EXERCISE INSTRUCTIONS
Write out the material below exactly, from the line containing "What elements are" down to the line containing "349, 92, 368]", with both of those lines included.

Part of a data file:
========================================

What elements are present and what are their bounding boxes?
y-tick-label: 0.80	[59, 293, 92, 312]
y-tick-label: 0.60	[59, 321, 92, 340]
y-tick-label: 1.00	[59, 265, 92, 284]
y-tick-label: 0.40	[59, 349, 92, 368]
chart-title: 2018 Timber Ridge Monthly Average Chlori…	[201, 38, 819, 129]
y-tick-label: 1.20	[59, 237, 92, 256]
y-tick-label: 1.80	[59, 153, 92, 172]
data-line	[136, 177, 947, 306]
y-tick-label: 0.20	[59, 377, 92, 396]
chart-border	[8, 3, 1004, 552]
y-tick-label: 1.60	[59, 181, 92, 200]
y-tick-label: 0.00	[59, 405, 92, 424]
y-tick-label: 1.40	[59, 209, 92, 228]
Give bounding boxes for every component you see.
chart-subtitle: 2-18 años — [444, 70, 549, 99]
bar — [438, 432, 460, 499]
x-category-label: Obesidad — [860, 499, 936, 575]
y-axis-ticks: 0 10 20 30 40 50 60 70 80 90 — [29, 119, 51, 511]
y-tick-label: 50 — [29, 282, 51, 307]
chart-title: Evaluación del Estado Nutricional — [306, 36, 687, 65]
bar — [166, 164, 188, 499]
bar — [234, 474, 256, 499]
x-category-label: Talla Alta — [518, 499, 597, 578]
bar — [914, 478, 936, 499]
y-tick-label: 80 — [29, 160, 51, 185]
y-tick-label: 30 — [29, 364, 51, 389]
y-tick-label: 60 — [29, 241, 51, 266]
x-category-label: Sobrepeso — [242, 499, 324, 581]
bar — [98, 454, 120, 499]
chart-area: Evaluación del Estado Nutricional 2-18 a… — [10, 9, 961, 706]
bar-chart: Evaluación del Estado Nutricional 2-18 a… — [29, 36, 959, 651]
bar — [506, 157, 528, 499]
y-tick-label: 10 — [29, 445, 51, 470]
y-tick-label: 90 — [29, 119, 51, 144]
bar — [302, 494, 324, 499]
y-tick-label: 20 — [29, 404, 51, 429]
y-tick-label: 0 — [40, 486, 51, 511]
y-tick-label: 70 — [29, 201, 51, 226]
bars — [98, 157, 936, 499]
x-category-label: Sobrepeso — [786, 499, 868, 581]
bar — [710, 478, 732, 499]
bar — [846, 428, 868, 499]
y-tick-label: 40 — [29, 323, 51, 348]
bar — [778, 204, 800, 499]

========================================

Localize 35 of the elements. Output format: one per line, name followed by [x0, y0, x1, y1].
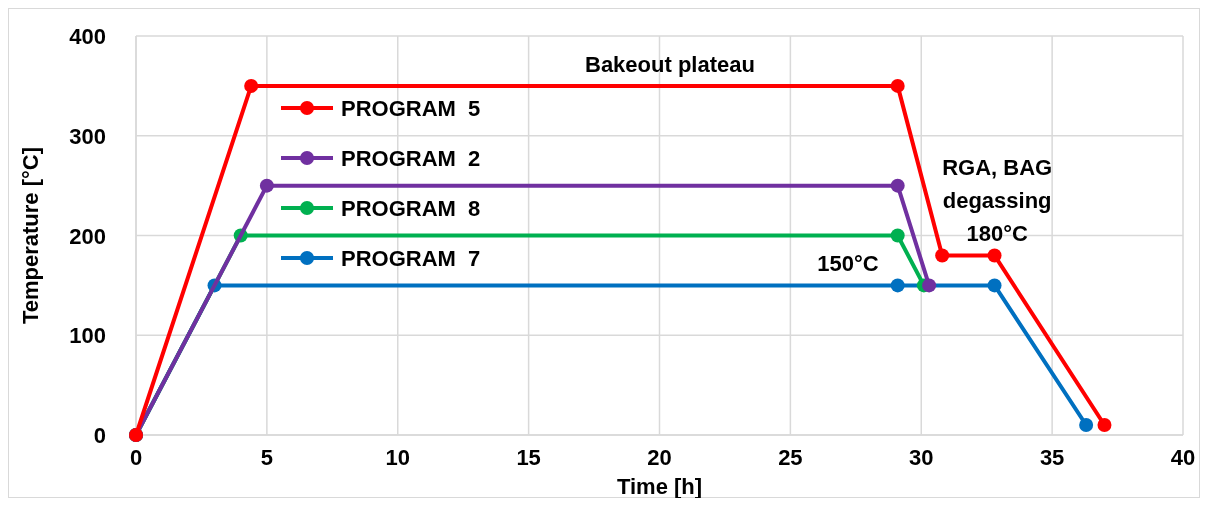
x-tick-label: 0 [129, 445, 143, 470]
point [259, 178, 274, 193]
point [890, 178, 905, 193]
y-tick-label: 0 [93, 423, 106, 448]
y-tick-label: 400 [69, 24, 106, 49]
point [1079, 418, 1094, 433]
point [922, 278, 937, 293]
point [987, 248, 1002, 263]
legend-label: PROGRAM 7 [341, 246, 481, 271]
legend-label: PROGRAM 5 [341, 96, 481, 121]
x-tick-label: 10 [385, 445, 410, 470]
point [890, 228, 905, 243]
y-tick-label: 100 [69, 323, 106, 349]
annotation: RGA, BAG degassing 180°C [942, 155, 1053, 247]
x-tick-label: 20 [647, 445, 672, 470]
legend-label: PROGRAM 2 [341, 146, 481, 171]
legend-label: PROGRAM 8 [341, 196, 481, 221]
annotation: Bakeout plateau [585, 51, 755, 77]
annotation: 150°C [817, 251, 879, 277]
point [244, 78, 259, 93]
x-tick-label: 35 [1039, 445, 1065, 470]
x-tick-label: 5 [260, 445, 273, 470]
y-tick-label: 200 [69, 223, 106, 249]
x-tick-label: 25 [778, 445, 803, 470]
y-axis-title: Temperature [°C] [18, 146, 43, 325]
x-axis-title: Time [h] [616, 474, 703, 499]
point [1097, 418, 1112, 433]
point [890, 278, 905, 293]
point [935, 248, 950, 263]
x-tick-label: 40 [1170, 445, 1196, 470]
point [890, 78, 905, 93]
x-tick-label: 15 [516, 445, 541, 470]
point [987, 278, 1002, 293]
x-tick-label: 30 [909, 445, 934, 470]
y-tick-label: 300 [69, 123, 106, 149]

========================================

TASK RESULT
What elements are present and what are their bounding boxes?
y-tick-label: 0.80	[59, 293, 92, 312]
y-tick-label: 0.60	[59, 321, 92, 340]
y-tick-label: 1.00	[59, 265, 92, 284]
y-tick-label: 0.40	[59, 349, 92, 368]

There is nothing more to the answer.